■ Given entries

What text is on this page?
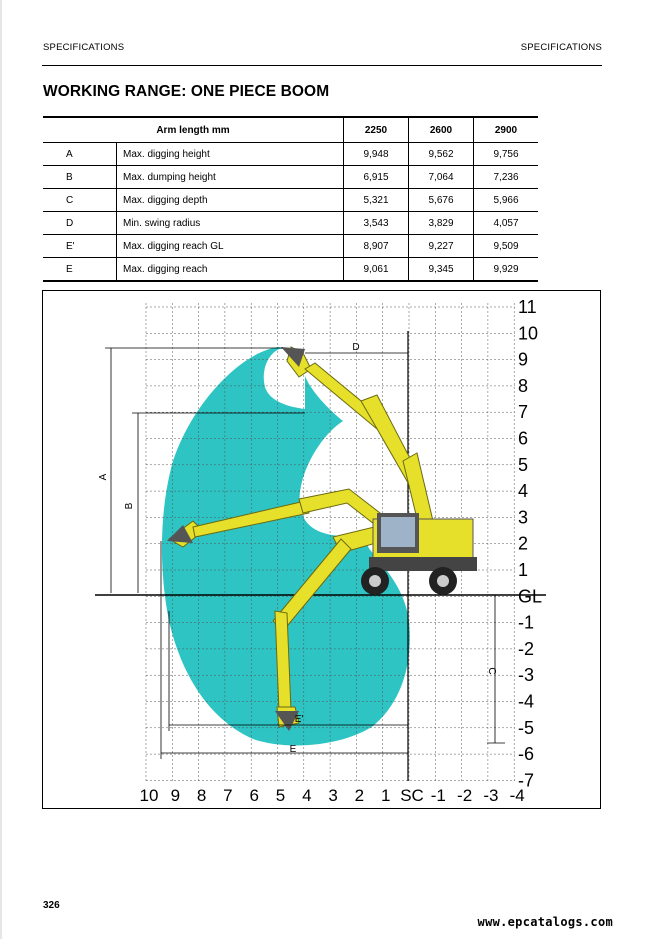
SPECIFICATIONS	SPECIFICATIONS
WORKING RANGE: ONE PIECE BOOM
Arm length mm		2250	2600	2900
A	Max. digging height	9,948	9,562	9,756
B	Max. dumping height	6,915	7,064	7,236
C	Max. digging depth	5,321	5,676	5,966
D	Min. swing radius	3,543	3,829	4,057
E'	Max. digging reach GL	8,907	9,227	9,509
E	Max. digging reach	9,061	9,345	9,929
11
10
9
8
7
6
5
4
3
2
1
GL
-1
-2
-3
-4
-5
-6
-7
10 9 8 7 6 5 4 3 2 1 SC -1 -2 -3 -4
A
B
C
D
E'
E
326
www.epcatalogs.com
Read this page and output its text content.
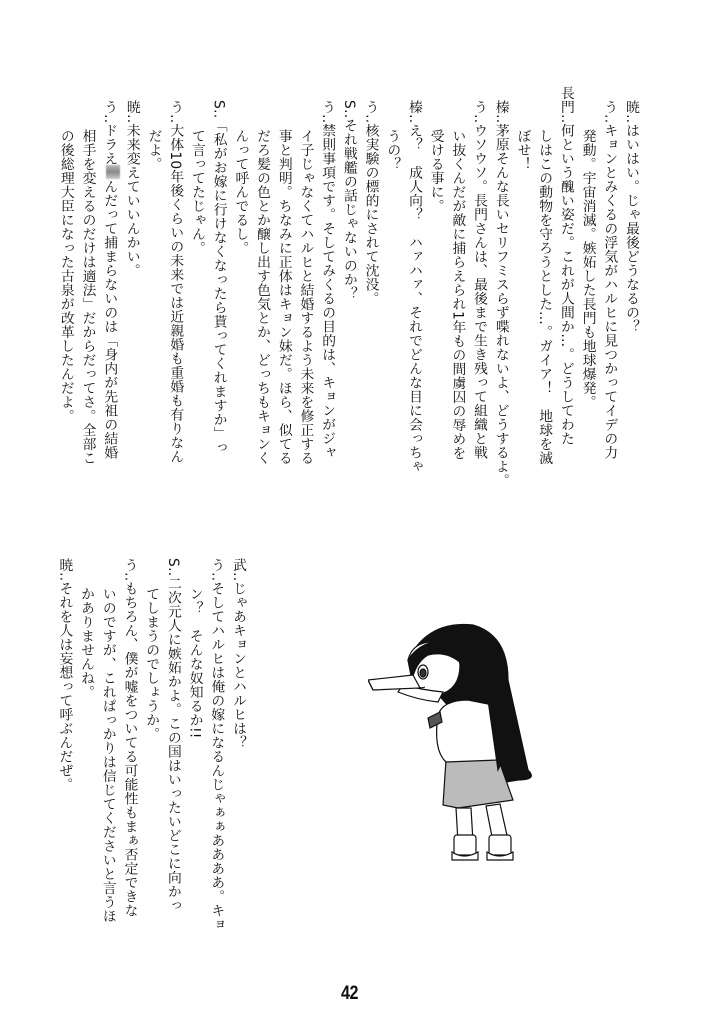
暁‥はいはい。じゃ最後どうなるの？
う‥キョンとみくるの浮気がハルヒに見つかってイデの力
発動。宇宙消滅。嫉妬した長門も地球爆発。
長門‥何という醜い姿だ。これが人間か…。どうしてわた
しはこの動物を守ろうとした…。ガイア！　地球を滅
ぼせ！
榛‥茅原そんな長いセリフミスらず喋れないよ、どうするよ。
う‥ウソウソ。長門さんは、最後まで生き残って組織と戦
い抜くんだが敵に捕らえられ1年もの間虜囚の辱めを
受ける事に。
榛‥え？　成人向？　ハァハァ、それでどんな目に会っちゃ
うの？
う‥核実験の標的にされて沈没。
S‥それ戦艦の話じゃないのか？
う‥禁則事項です。そしてみくるの目的は、キョンがジャ
イ子じゃなくてハルヒと結婚するよう未来を修正する
事と判明。ちなみに正体はキョン妹だ。ほら、似てる
だろ髪の色とか醸し出す色気とか、どっちもキョンく
んって呼んでるし。
S‥「私がお嫁に行けなくなったら貰ってくれますか」っ
て言ってたじゃん。
う‥大体10年後くらいの未来では近親婚も重婚も有りなん
だよ。
暁‥未来変えていいんかい。
う‥ドラえんだって捕まらないのは「身内が先祖の結婚
相手を変えるのだけは適法」だからだってさ。全部こ
の後総理大臣になった古泉が改革したんだよ。
武‥じゃあキョンとハルヒは？
う‥そしてハルヒは俺の嫁になるんじゃぁぁああああ。キョ
ン？　そんな奴知るか!!
S‥二次元人に嫉妬かよ。この国はいったいどこに向かっ
てしまうのでしょうか。
う‥もちろん、僕が嘘をついてる可能性もまぁ否定できな
いのですが、これぱっかりは信じてくださいと言うほ
かありませんね。
暁‥それを人は妄想って呼ぶんだぜ。
42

■ Given problem
Look for lines containing the string "this" and copy them all.

■ Expected output
What text is on this page?
Read this page and output its text content.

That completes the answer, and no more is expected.